# TASK PROMPT
Please transcribe, exactly and only, the lines of the records below from the one holding "Type out the text in this image." to the very end.

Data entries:
▬▬▬▬▬▬

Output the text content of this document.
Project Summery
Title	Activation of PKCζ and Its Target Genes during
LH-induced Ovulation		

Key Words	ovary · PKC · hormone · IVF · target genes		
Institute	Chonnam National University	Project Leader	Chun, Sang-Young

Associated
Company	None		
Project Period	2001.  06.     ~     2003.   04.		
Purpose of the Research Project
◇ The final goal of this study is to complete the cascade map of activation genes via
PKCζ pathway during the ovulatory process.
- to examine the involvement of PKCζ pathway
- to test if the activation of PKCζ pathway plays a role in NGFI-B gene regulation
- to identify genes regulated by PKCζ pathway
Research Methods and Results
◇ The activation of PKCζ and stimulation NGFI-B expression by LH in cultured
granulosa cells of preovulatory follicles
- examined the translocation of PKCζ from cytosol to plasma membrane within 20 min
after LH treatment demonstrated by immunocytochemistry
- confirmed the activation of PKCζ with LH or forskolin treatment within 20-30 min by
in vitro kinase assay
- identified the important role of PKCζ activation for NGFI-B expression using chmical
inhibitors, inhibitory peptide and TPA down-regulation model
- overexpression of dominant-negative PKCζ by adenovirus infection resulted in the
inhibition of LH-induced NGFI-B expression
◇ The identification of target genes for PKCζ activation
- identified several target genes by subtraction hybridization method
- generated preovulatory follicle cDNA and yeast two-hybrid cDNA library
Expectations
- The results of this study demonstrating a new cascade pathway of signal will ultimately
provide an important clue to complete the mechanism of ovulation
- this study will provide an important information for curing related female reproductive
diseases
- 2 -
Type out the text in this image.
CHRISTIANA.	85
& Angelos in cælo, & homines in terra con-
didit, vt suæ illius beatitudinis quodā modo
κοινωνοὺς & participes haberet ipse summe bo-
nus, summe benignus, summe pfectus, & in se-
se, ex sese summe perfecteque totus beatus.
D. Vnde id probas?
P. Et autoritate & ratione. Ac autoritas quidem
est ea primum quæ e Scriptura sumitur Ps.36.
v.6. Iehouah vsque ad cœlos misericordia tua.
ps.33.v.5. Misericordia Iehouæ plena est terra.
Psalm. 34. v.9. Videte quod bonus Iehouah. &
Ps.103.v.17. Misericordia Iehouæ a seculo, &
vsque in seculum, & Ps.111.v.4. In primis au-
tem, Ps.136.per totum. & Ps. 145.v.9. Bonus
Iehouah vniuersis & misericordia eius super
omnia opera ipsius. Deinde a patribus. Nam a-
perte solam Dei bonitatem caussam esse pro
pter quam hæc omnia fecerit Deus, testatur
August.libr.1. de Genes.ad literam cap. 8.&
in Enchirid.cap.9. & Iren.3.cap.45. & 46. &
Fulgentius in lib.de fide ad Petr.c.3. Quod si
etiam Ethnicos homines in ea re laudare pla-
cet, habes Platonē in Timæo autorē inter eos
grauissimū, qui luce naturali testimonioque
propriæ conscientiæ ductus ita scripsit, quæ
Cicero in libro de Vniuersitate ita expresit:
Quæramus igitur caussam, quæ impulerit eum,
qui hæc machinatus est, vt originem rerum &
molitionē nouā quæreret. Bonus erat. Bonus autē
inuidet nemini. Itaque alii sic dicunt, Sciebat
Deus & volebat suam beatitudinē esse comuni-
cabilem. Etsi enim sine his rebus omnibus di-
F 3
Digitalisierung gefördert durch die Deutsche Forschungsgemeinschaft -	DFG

▬▬▬▬▬▬

# ANSWER TO THE PROBLEM
Type out the text in this image.
CHRISTIANA.	85
& Angelos in cælo, & homines in terra con-
didit, vt suæ illius beatitudinis quodā modo
κοινωνοὺς & participes haberet ipse summe bo-
nus, summe benignus, summe pfectus, & in se-
se, ex sese summe perfecteque totus beatus.
D. Vnde id probas?
P. Et autoritate & ratione. Ac autoritas quidem
est ea primum quæ e Scriptura sumitur Ps.36.
v.6. Iehouah vsque ad cœlos misericordia tua.
ps.33.v.5. Misericordia Iehouæ plena est terra.
Psalm. 34. v.9. Videte quod bonus Iehouah. &
Ps.103.v.17. Misericordia Iehouæ a seculo, &
vsque in seculum, & Ps.111.v.4. In primis au-
tem, Ps.136.per totum. & Ps. 145.v.9. Bonus
Iehouah vniuersis & misericordia eius super
omnia opera ipsius. Deinde a patribus. Nam a-
perte solam Dei bonitatem caussam esse pro
pter quam hæc omnia fecerit Deus, testatur
August.libr.1. de Genes.ad literam cap. 8.&
in Enchirid.cap.9. & Iren.3.cap.45. & 46. &
Fulgentius in lib.de fide ad Petr.c.3. Quod si
etiam Ethnicos homines in ea re laudare pla-
cet, habes Platonē in Timæo autorē inter eos
grauissimū, qui luce naturali testimonioque
propriæ conscientiæ ductus ita scripsit, quæ
Cicero in libro de Vniuersitate ita expresit:
Quæramus igitur caussam, quæ impulerit eum,
qui hæc machinatus est, vt originem rerum &
molitionē nouā quæreret. Bonus erat. Bonus autē
inuidet nemini. Itaque alii sic dicunt, Sciebat
Deus & volebat suam beatitudinē esse comuni-
cabilem. Etsi enim sine his rebus omnibus di-
F 3
Digitalisierung gefördert durch die Deutsche Forschungsgemeinschaft -	DFG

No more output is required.